# start of EXERCISE INPUT
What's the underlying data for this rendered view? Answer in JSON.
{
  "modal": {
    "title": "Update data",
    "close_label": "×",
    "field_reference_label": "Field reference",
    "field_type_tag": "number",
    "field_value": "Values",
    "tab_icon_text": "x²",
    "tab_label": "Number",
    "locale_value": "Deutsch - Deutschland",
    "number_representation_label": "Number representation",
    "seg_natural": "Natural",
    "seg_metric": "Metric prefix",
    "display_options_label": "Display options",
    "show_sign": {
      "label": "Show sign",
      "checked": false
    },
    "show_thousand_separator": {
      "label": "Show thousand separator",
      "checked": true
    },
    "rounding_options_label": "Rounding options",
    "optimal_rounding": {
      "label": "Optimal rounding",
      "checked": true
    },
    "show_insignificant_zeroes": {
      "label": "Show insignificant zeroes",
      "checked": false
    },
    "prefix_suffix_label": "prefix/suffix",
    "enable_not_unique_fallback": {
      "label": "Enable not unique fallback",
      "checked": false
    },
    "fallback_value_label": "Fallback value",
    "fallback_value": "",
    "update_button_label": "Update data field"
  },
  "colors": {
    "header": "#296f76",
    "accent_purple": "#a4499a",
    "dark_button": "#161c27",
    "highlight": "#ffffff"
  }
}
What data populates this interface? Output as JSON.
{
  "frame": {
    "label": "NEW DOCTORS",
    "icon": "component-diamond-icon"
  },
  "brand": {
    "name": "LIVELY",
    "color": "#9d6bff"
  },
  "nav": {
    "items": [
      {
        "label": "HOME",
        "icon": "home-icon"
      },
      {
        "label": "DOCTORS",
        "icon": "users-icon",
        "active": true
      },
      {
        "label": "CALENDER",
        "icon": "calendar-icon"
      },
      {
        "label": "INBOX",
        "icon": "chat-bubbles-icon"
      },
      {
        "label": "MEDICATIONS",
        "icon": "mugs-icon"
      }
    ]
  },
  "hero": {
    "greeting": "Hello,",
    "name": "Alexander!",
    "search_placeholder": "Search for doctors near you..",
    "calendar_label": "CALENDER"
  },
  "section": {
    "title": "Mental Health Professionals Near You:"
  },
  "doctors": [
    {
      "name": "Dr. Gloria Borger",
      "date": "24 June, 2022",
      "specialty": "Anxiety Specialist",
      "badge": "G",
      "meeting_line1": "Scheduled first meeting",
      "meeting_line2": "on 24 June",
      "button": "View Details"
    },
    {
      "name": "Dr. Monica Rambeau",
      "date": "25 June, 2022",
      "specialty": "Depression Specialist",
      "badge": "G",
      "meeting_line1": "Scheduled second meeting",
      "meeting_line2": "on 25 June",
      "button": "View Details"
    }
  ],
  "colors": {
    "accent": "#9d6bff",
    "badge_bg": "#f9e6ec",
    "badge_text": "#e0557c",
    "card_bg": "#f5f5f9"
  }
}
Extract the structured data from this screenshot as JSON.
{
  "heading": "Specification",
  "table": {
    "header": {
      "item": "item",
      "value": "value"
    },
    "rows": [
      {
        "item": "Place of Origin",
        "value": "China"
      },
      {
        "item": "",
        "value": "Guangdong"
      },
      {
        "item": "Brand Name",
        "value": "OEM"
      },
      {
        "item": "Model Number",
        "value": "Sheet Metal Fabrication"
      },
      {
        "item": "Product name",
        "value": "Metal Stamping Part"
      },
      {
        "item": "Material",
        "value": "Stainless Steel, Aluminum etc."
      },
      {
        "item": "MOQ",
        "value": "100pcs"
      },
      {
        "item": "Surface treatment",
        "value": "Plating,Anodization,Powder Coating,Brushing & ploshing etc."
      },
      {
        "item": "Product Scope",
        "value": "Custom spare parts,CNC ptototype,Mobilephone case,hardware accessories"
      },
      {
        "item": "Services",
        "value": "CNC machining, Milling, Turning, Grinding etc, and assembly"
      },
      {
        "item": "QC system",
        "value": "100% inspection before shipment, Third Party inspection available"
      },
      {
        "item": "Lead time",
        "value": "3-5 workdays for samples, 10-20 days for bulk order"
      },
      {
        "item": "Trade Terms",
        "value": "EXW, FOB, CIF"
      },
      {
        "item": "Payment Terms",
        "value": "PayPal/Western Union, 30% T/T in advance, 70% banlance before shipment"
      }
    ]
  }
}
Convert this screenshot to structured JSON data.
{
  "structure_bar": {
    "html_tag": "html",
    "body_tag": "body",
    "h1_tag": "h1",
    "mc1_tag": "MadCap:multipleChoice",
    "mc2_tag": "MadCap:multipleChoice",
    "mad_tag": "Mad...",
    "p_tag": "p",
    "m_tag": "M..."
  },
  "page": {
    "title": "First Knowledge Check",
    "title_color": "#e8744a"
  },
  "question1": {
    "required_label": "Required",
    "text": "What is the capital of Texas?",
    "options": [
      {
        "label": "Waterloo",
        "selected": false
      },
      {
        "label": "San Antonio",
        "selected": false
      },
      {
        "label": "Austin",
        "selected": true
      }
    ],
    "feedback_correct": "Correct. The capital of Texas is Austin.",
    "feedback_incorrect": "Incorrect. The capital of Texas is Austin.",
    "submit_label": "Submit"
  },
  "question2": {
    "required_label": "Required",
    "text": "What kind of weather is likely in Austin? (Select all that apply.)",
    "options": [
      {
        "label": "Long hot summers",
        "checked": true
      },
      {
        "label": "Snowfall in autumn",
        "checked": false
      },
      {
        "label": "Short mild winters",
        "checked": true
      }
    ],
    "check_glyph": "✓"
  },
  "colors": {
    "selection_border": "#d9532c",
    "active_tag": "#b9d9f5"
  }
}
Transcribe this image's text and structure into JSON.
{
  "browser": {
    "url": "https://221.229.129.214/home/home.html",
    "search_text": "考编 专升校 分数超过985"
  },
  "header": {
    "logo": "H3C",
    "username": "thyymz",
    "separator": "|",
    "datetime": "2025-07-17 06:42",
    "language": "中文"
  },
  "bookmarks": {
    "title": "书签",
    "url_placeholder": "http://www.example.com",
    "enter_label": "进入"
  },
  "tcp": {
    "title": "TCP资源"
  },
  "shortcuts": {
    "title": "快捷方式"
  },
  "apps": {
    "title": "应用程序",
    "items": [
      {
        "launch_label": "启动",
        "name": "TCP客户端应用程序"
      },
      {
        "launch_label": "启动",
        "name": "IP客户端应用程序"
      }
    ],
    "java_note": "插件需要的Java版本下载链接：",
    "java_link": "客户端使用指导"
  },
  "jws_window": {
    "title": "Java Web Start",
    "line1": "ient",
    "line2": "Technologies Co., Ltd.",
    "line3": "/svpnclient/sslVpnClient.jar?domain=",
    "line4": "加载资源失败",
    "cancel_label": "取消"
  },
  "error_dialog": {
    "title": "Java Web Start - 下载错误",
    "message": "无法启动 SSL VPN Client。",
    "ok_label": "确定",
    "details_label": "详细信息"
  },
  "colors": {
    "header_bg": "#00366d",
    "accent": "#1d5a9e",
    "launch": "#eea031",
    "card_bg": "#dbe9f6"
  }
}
# end of EXERCISE INPUT
= SET EXERCISE =
Set down, word for word, every line from the line that holds "Transcribe this image's" to the end of the entries above, including both ends.

= ANSWER TO THIS EXERCISE =
Transcribe this image's text and structure into JSON.
{
  "browser": {
    "url": "https://221.229.129.214/home/home.html",
    "search_text": "考编 专升校 分数超过985"
  },
  "header": {
    "logo": "H3C",
    "username": "thyymz",
    "separator": "|",
    "datetime": "2025-07-17 06:42",
    "language": "中文"
  },
  "bookmarks": {
    "title": "书签",
    "url_placeholder": "http://www.example.com",
    "enter_label": "进入"
  },
  "tcp": {
    "title": "TCP资源"
  },
  "shortcuts": {
    "title": "快捷方式"
  },
  "apps": {
    "title": "应用程序",
    "items": [
      {
        "launch_label": "启动",
        "name": "TCP客户端应用程序"
      },
      {
        "launch_label": "启动",
        "name": "IP客户端应用程序"
      }
    ],
    "java_note": "插件需要的Java版本下载链接：",
    "java_link": "客户端使用指导"
  },
  "jws_window": {
    "title": "Java Web Start",
    "line1": "ient",
    "line2": "Technologies Co., Ltd.",
    "line3": "/svpnclient/sslVpnClient.jar?domain=",
    "line4": "加载资源失败",
    "cancel_label": "取消"
  },
  "error_dialog": {
    "title": "Java Web Start - 下载错误",
    "message": "无法启动 SSL VPN Client。",
    "ok_label": "确定",
    "details_label": "详细信息"
  },
  "colors": {
    "header_bg": "#00366d",
    "accent": "#1d5a9e",
    "launch": "#eea031",
    "card_bg": "#dbe9f6"
  }
}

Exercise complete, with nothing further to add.